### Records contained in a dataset

start

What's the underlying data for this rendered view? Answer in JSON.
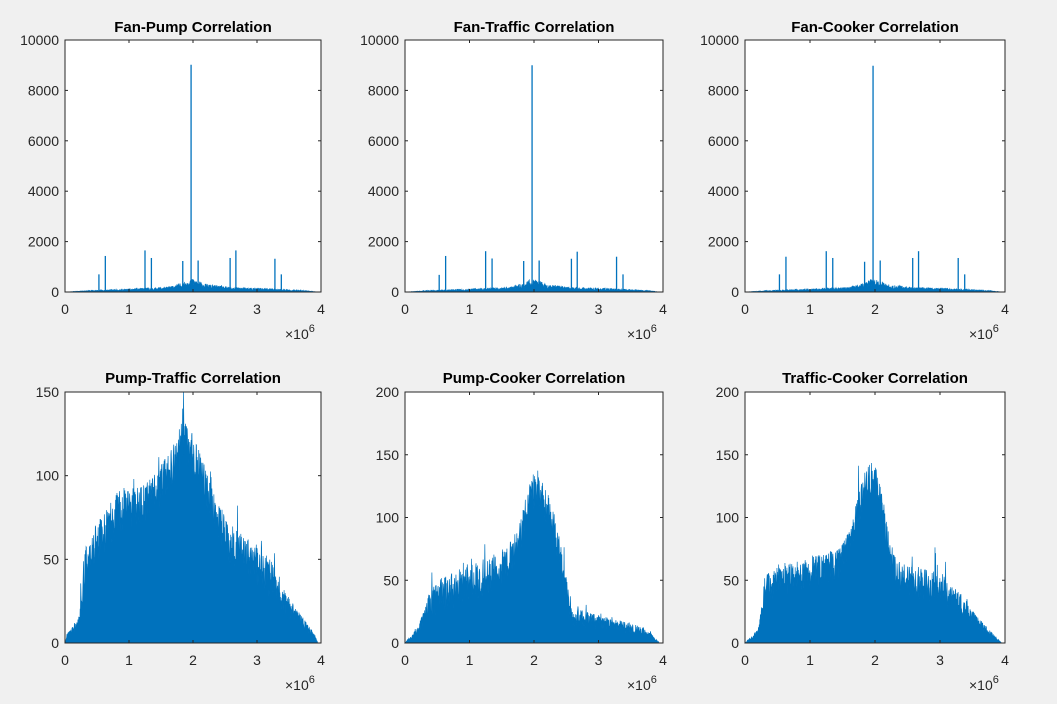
{
  "figure": {
    "background": "#f0f0f0",
    "axes_background": "#ffffff",
    "series_color": "#0072bd"
  },
  "chart_data": [
    {
      "type": "area",
      "title": "Fan-Pump Correlation",
      "xlim": [
        0,
        4
      ],
      "ylim": [
        0,
        10000
      ],
      "xticks": [
        0,
        1,
        2,
        3,
        4
      ],
      "yticks": [
        0,
        2000,
        4000,
        6000,
        8000,
        10000
      ],
      "x_multiplier_label": "×10",
      "x_multiplier_exponent": "6",
      "baseline": {
        "x": [
          0,
          0.3,
          1.0,
          1.6,
          1.85,
          1.95,
          2.05,
          2.2,
          2.6,
          3.2,
          3.8,
          3.95
        ],
        "y": [
          0,
          40,
          90,
          140,
          260,
          380,
          330,
          220,
          130,
          100,
          40,
          0
        ]
      },
      "spikes": [
        {
          "x": 0.53,
          "y": 700
        },
        {
          "x": 0.63,
          "y": 1430
        },
        {
          "x": 1.25,
          "y": 1650
        },
        {
          "x": 1.35,
          "y": 1350
        },
        {
          "x": 1.84,
          "y": 1230
        },
        {
          "x": 1.97,
          "y": 9020
        },
        {
          "x": 2.08,
          "y": 1250
        },
        {
          "x": 2.58,
          "y": 1350
        },
        {
          "x": 2.67,
          "y": 1650
        },
        {
          "x": 3.28,
          "y": 1320
        },
        {
          "x": 3.38,
          "y": 700
        }
      ]
    },
    {
      "type": "area",
      "title": "Fan-Traffic Correlation",
      "xlim": [
        0,
        4
      ],
      "ylim": [
        0,
        10000
      ],
      "xticks": [
        0,
        1,
        2,
        3,
        4
      ],
      "yticks": [
        0,
        2000,
        4000,
        6000,
        8000,
        10000
      ],
      "x_multiplier_label": "×10",
      "x_multiplier_exponent": "6",
      "baseline": {
        "x": [
          0,
          0.3,
          1.0,
          1.6,
          1.85,
          1.95,
          2.05,
          2.2,
          2.6,
          3.2,
          3.8,
          3.95
        ],
        "y": [
          0,
          40,
          90,
          140,
          260,
          380,
          330,
          220,
          130,
          100,
          40,
          0
        ]
      },
      "spikes": [
        {
          "x": 0.53,
          "y": 680
        },
        {
          "x": 0.63,
          "y": 1430
        },
        {
          "x": 1.25,
          "y": 1620
        },
        {
          "x": 1.35,
          "y": 1330
        },
        {
          "x": 1.84,
          "y": 1230
        },
        {
          "x": 1.97,
          "y": 9000
        },
        {
          "x": 2.08,
          "y": 1250
        },
        {
          "x": 2.58,
          "y": 1320
        },
        {
          "x": 2.67,
          "y": 1600
        },
        {
          "x": 3.28,
          "y": 1400
        },
        {
          "x": 3.38,
          "y": 700
        }
      ]
    },
    {
      "type": "area",
      "title": "Fan-Cooker Correlation",
      "xlim": [
        0,
        4
      ],
      "ylim": [
        0,
        10000
      ],
      "xticks": [
        0,
        1,
        2,
        3,
        4
      ],
      "yticks": [
        0,
        2000,
        4000,
        6000,
        8000,
        10000
      ],
      "x_multiplier_label": "×10",
      "x_multiplier_exponent": "6",
      "baseline": {
        "x": [
          0,
          0.3,
          1.0,
          1.6,
          1.85,
          1.95,
          2.05,
          2.2,
          2.6,
          3.2,
          3.8,
          3.95
        ],
        "y": [
          0,
          40,
          90,
          140,
          260,
          380,
          330,
          220,
          130,
          100,
          40,
          0
        ]
      },
      "spikes": [
        {
          "x": 0.53,
          "y": 700
        },
        {
          "x": 0.63,
          "y": 1400
        },
        {
          "x": 1.25,
          "y": 1620
        },
        {
          "x": 1.35,
          "y": 1350
        },
        {
          "x": 1.84,
          "y": 1200
        },
        {
          "x": 1.97,
          "y": 8980
        },
        {
          "x": 2.08,
          "y": 1250
        },
        {
          "x": 2.58,
          "y": 1350
        },
        {
          "x": 2.67,
          "y": 1620
        },
        {
          "x": 3.28,
          "y": 1350
        },
        {
          "x": 3.38,
          "y": 700
        }
      ]
    },
    {
      "type": "area",
      "title": "Pump-Traffic Correlation",
      "xlim": [
        0,
        4
      ],
      "ylim": [
        0,
        150
      ],
      "xticks": [
        0,
        1,
        2,
        3,
        4
      ],
      "yticks": [
        0,
        50,
        100,
        150
      ],
      "x_multiplier_label": "×10",
      "x_multiplier_exponent": "6",
      "envelope": {
        "x": [
          0,
          0.05,
          0.15,
          0.22,
          0.3,
          0.4,
          0.5,
          0.6,
          0.7,
          0.8,
          0.9,
          1.0,
          1.1,
          1.2,
          1.3,
          1.4,
          1.5,
          1.6,
          1.7,
          1.8,
          1.85,
          1.9,
          2.0,
          2.1,
          2.2,
          2.3,
          2.4,
          2.5,
          2.6,
          2.7,
          2.8,
          2.9,
          3.0,
          3.1,
          3.2,
          3.3,
          3.4,
          3.5,
          3.6,
          3.7,
          3.8,
          3.9,
          3.95
        ],
        "y": [
          0,
          5,
          8,
          12,
          40,
          52,
          58,
          62,
          70,
          75,
          78,
          80,
          78,
          80,
          82,
          88,
          92,
          98,
          105,
          115,
          120,
          116,
          112,
          100,
          90,
          80,
          70,
          62,
          58,
          55,
          52,
          48,
          45,
          42,
          38,
          30,
          25,
          20,
          16,
          12,
          8,
          4,
          0
        ]
      },
      "noise": 26
    },
    {
      "type": "area",
      "title": "Pump-Cooker Correlation",
      "xlim": [
        0,
        4
      ],
      "ylim": [
        0,
        200
      ],
      "xticks": [
        0,
        1,
        2,
        3,
        4
      ],
      "yticks": [
        0,
        50,
        100,
        150,
        200
      ],
      "x_multiplier_label": "×10",
      "x_multiplier_exponent": "6",
      "envelope": {
        "x": [
          0,
          0.1,
          0.2,
          0.3,
          0.4,
          0.6,
          0.8,
          1.0,
          1.2,
          1.4,
          1.6,
          1.7,
          1.8,
          1.9,
          2.0,
          2.1,
          2.2,
          2.3,
          2.4,
          2.5,
          2.55,
          2.6,
          2.8,
          3.0,
          3.2,
          3.4,
          3.6,
          3.8,
          3.95
        ],
        "y": [
          0,
          5,
          10,
          20,
          30,
          38,
          42,
          47,
          50,
          55,
          62,
          70,
          85,
          105,
          120,
          118,
          105,
          90,
          70,
          40,
          25,
          20,
          18,
          16,
          14,
          12,
          10,
          6,
          0
        ]
      },
      "noise": 30
    },
    {
      "type": "area",
      "title": "Traffic-Cooker Correlation",
      "xlim": [
        0,
        4
      ],
      "ylim": [
        0,
        200
      ],
      "xticks": [
        0,
        1,
        2,
        3,
        4
      ],
      "yticks": [
        0,
        50,
        100,
        150,
        200
      ],
      "x_multiplier_label": "×10",
      "x_multiplier_exponent": "6",
      "envelope": {
        "x": [
          0,
          0.1,
          0.2,
          0.25,
          0.3,
          0.4,
          0.6,
          0.8,
          1.0,
          1.2,
          1.4,
          1.5,
          1.6,
          1.7,
          1.8,
          1.9,
          2.0,
          2.1,
          2.2,
          2.3,
          2.4,
          2.6,
          2.8,
          3.0,
          3.2,
          3.4,
          3.6,
          3.8,
          3.95
        ],
        "y": [
          0,
          4,
          8,
          20,
          38,
          45,
          50,
          52,
          55,
          57,
          60,
          65,
          75,
          95,
          115,
          130,
          128,
          110,
          78,
          55,
          50,
          48,
          45,
          42,
          35,
          25,
          15,
          6,
          0
        ]
      },
      "noise": 26
    }
  ]
}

end

### Given exercise
Search the entries for the word "title" and pick out every line that holds it.

### Exercise response
      "title": "Fan-Pump Correlation",
      "title": "Fan-Traffic Correlation",
      "title": "Fan-Cooker Correlation",
      "title": "Pump-Traffic Correlation",
      "title": "Pump-Cooker Correlation",
      "title": "Traffic-Cooker Correlation",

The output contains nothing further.